**GIVEN RECORDS**
^^^^^^^^

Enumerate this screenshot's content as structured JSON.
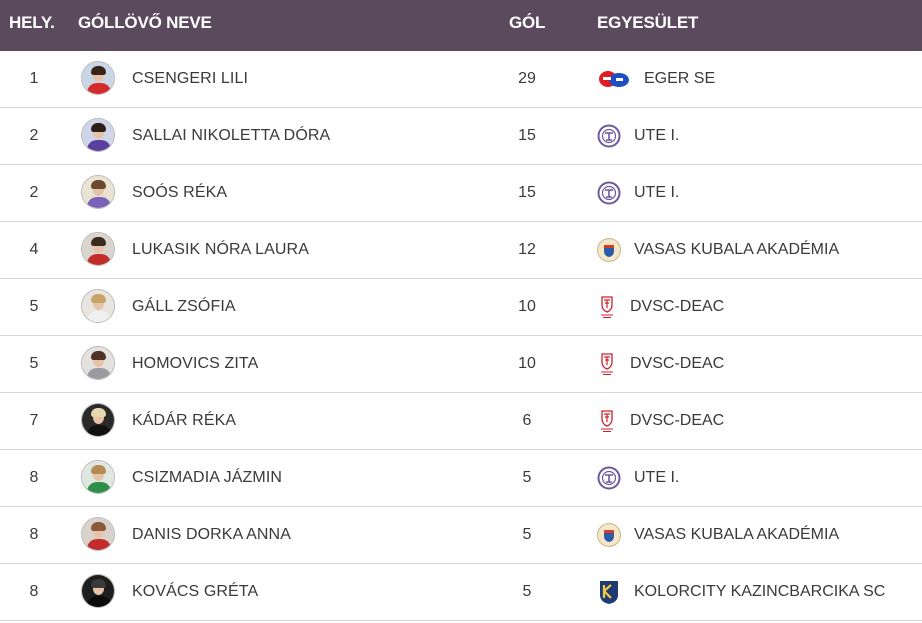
{
  "header": {
    "rank": "HELY.",
    "name": "GÓLLÖVŐ NEVE",
    "goals": "GÓL",
    "club": "EGYESÜLET"
  },
  "colors": {
    "header_bg": "#5b4a5e",
    "ute_purple": "#6b5a9e",
    "dvsc_red": "#d0202e",
    "eger_red": "#e11b22",
    "eger_blue": "#1f4fbf",
    "kazinc_navy": "#1f3b73"
  },
  "rows": [
    {
      "rank": "1",
      "name": "CSENGERI LILI",
      "goals": "29",
      "club": "EGER SE",
      "club_icon": "eger-se-logo-icon",
      "avatar": {
        "bg": "#c9d6e6",
        "hair": "#3a2418",
        "shirt": "#d42a2a"
      }
    },
    {
      "rank": "2",
      "name": "SALLAI NIKOLETTA DÓRA",
      "goals": "15",
      "club": "UTE I.",
      "club_icon": "ute-logo-icon",
      "avatar": {
        "bg": "#cfd4e8",
        "hair": "#2d2018",
        "shirt": "#5b3f9e"
      }
    },
    {
      "rank": "2",
      "name": "SOÓS RÉKA",
      "goals": "15",
      "club": "UTE I.",
      "club_icon": "ute-logo-icon",
      "avatar": {
        "bg": "#e9e4d2",
        "hair": "#6b4a30",
        "shirt": "#7a62b8"
      }
    },
    {
      "rank": "4",
      "name": "LUKASIK NÓRA LAURA",
      "goals": "12",
      "club": "VASAS KUBALA AKADÉMIA",
      "club_icon": "vasas-logo-icon",
      "avatar": {
        "bg": "#d9d4cc",
        "hair": "#3b2a1e",
        "shirt": "#c42b2b"
      }
    },
    {
      "rank": "5",
      "name": "GÁLL ZSÓFIA",
      "goals": "10",
      "club": "DVSC-DEAC",
      "club_icon": "dvsc-logo-icon",
      "avatar": {
        "bg": "#e8e4de",
        "hair": "#c8a46a",
        "shirt": "#f0f0f0"
      }
    },
    {
      "rank": "5",
      "name": "HOMOVICS ZITA",
      "goals": "10",
      "club": "DVSC-DEAC",
      "club_icon": "dvsc-logo-icon",
      "avatar": {
        "bg": "#e3e0dd",
        "hair": "#4a3326",
        "shirt": "#9a9aa0"
      }
    },
    {
      "rank": "7",
      "name": "KÁDÁR RÉKA",
      "goals": "6",
      "club": "DVSC-DEAC",
      "club_icon": "dvsc-logo-icon",
      "avatar": {
        "bg": "#2a2a2a",
        "hair": "#e5d7b0",
        "shirt": "#111111"
      }
    },
    {
      "rank": "8",
      "name": "CSIZMADIA JÁZMIN",
      "goals": "5",
      "club": "UTE I.",
      "club_icon": "ute-logo-icon",
      "avatar": {
        "bg": "#dfe8df",
        "hair": "#b58a55",
        "shirt": "#2f8f4a"
      }
    },
    {
      "rank": "8",
      "name": "DANIS DORKA ANNA",
      "goals": "5",
      "club": "VASAS KUBALA AKADÉMIA",
      "club_icon": "vasas-logo-icon",
      "avatar": {
        "bg": "#d8d2ca",
        "hair": "#8a5a3a",
        "shirt": "#c42b2b"
      }
    },
    {
      "rank": "8",
      "name": "KOVÁCS GRÉTA",
      "goals": "5",
      "club": "KOLORCITY KAZINCBARCIKA SC",
      "club_icon": "kazincbarcika-logo-icon",
      "avatar": {
        "bg": "#1e1e1e",
        "hair": "#3a3a3a",
        "shirt": "#0a0a0a"
      }
    }
  ]
}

^^^^^^^^

**DIRECTION**
Above are the records; reproduce them exactly and leave out the pictures.

**TASK OUTPUT**
Enumerate this screenshot's content as structured JSON.
{
  "header": {
    "rank": "HELY.",
    "name": "GÓLLÖVŐ NEVE",
    "goals": "GÓL",
    "club": "EGYESÜLET"
  },
  "colors": {
    "header_bg": "#5b4a5e",
    "ute_purple": "#6b5a9e",
    "dvsc_red": "#d0202e",
    "eger_red": "#e11b22",
    "eger_blue": "#1f4fbf",
    "kazinc_navy": "#1f3b73"
  },
  "rows": [
    {
      "rank": "1",
      "name": "CSENGERI LILI",
      "goals": "29",
      "club": "EGER SE",
      "club_icon": "eger-se-logo-icon",
      "avatar": {
        "bg": "#c9d6e6",
        "hair": "#3a2418",
        "shirt": "#d42a2a"
      }
    },
    {
      "rank": "2",
      "name": "SALLAI NIKOLETTA DÓRA",
      "goals": "15",
      "club": "UTE I.",
      "club_icon": "ute-logo-icon",
      "avatar": {
        "bg": "#cfd4e8",
        "hair": "#2d2018",
        "shirt": "#5b3f9e"
      }
    },
    {
      "rank": "2",
      "name": "SOÓS RÉKA",
      "goals": "15",
      "club": "UTE I.",
      "club_icon": "ute-logo-icon",
      "avatar": {
        "bg": "#e9e4d2",
        "hair": "#6b4a30",
        "shirt": "#7a62b8"
      }
    },
    {
      "rank": "4",
      "name": "LUKASIK NÓRA LAURA",
      "goals": "12",
      "club": "VASAS KUBALA AKADÉMIA",
      "club_icon": "vasas-logo-icon",
      "avatar": {
        "bg": "#d9d4cc",
        "hair": "#3b2a1e",
        "shirt": "#c42b2b"
      }
    },
    {
      "rank": "5",
      "name": "GÁLL ZSÓFIA",
      "goals": "10",
      "club": "DVSC-DEAC",
      "club_icon": "dvsc-logo-icon",
      "avatar": {
        "bg": "#e8e4de",
        "hair": "#c8a46a",
        "shirt": "#f0f0f0"
      }
    },
    {
      "rank": "5",
      "name": "HOMOVICS ZITA",
      "goals": "10",
      "club": "DVSC-DEAC",
      "club_icon": "dvsc-logo-icon",
      "avatar": {
        "bg": "#e3e0dd",
        "hair": "#4a3326",
        "shirt": "#9a9aa0"
      }
    },
    {
      "rank": "7",
      "name": "KÁDÁR RÉKA",
      "goals": "6",
      "club": "DVSC-DEAC",
      "club_icon": "dvsc-logo-icon",
      "avatar": {
        "bg": "#2a2a2a",
        "hair": "#e5d7b0",
        "shirt": "#111111"
      }
    },
    {
      "rank": "8",
      "name": "CSIZMADIA JÁZMIN",
      "goals": "5",
      "club": "UTE I.",
      "club_icon": "ute-logo-icon",
      "avatar": {
        "bg": "#dfe8df",
        "hair": "#b58a55",
        "shirt": "#2f8f4a"
      }
    },
    {
      "rank": "8",
      "name": "DANIS DORKA ANNA",
      "goals": "5",
      "club": "VASAS KUBALA AKADÉMIA",
      "club_icon": "vasas-logo-icon",
      "avatar": {
        "bg": "#d8d2ca",
        "hair": "#8a5a3a",
        "shirt": "#c42b2b"
      }
    },
    {
      "rank": "8",
      "name": "KOVÁCS GRÉTA",
      "goals": "5",
      "club": "KOLORCITY KAZINCBARCIKA SC",
      "club_icon": "kazincbarcika-logo-icon",
      "avatar": {
        "bg": "#1e1e1e",
        "hair": "#3a3a3a",
        "shirt": "#0a0a0a"
      }
    }
  ]
}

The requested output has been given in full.